— START OF Data provided —

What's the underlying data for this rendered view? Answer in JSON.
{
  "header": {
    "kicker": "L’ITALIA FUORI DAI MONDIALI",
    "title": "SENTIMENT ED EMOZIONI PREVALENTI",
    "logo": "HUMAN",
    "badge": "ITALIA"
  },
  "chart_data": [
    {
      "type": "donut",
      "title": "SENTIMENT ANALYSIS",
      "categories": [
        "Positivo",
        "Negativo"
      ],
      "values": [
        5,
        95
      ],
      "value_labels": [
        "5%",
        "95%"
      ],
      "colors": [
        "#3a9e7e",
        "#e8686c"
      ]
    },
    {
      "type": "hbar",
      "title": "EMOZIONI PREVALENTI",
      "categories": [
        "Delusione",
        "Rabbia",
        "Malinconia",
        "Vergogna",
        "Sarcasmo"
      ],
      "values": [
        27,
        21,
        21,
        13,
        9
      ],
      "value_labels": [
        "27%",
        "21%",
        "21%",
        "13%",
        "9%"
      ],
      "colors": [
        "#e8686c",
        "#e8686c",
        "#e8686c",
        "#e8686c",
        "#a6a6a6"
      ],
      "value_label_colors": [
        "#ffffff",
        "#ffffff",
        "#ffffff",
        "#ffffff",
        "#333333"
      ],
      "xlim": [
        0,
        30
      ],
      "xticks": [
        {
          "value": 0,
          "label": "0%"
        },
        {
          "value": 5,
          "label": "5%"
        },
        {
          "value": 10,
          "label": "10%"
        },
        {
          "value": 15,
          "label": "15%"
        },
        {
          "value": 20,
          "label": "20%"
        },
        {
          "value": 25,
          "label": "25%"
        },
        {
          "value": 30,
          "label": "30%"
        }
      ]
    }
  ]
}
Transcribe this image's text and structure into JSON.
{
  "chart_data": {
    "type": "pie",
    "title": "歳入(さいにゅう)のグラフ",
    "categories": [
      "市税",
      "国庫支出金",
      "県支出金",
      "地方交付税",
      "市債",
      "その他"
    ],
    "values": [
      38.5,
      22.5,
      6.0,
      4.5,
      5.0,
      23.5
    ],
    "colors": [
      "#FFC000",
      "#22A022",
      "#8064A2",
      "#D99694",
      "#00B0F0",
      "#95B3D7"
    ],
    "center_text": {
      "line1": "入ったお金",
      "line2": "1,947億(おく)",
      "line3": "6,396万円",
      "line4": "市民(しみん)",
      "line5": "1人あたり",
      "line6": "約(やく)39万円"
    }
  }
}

— END OF Data provided —

- The request
Write out the full set of records exactly as given.

- Reply to the exercise
What's the underlying data for this rendered view? Answer in JSON.
{
  "header": {
    "kicker": "L’ITALIA FUORI DAI MONDIALI",
    "title": "SENTIMENT ED EMOZIONI PREVALENTI",
    "logo": "HUMAN",
    "badge": "ITALIA"
  },
  "chart_data": [
    {
      "type": "donut",
      "title": "SENTIMENT ANALYSIS",
      "categories": [
        "Positivo",
        "Negativo"
      ],
      "values": [
        5,
        95
      ],
      "value_labels": [
        "5%",
        "95%"
      ],
      "colors": [
        "#3a9e7e",
        "#e8686c"
      ]
    },
    {
      "type": "hbar",
      "title": "EMOZIONI PREVALENTI",
      "categories": [
        "Delusione",
        "Rabbia",
        "Malinconia",
        "Vergogna",
        "Sarcasmo"
      ],
      "values": [
        27,
        21,
        21,
        13,
        9
      ],
      "value_labels": [
        "27%",
        "21%",
        "21%",
        "13%",
        "9%"
      ],
      "colors": [
        "#e8686c",
        "#e8686c",
        "#e8686c",
        "#e8686c",
        "#a6a6a6"
      ],
      "value_label_colors": [
        "#ffffff",
        "#ffffff",
        "#ffffff",
        "#ffffff",
        "#333333"
      ],
      "xlim": [
        0,
        30
      ],
      "xticks": [
        {
          "value": 0,
          "label": "0%"
        },
        {
          "value": 5,
          "label": "5%"
        },
        {
          "value": 10,
          "label": "10%"
        },
        {
          "value": 15,
          "label": "15%"
        },
        {
          "value": 20,
          "label": "20%"
        },
        {
          "value": 25,
          "label": "25%"
        },
        {
          "value": 30,
          "label": "30%"
        }
      ]
    }
  ]
}
Transcribe this image's text and structure into JSON.
{
  "chart_data": {
    "type": "pie",
    "title": "歳入(さいにゅう)のグラフ",
    "categories": [
      "市税",
      "国庫支出金",
      "県支出金",
      "地方交付税",
      "市債",
      "その他"
    ],
    "values": [
      38.5,
      22.5,
      6.0,
      4.5,
      5.0,
      23.5
    ],
    "colors": [
      "#FFC000",
      "#22A022",
      "#8064A2",
      "#D99694",
      "#00B0F0",
      "#95B3D7"
    ],
    "center_text": {
      "line1": "入ったお金",
      "line2": "1,947億(おく)",
      "line3": "6,396万円",
      "line4": "市民(しみん)",
      "line5": "1人あたり",
      "line6": "約(やく)39万円"
    }
  }
}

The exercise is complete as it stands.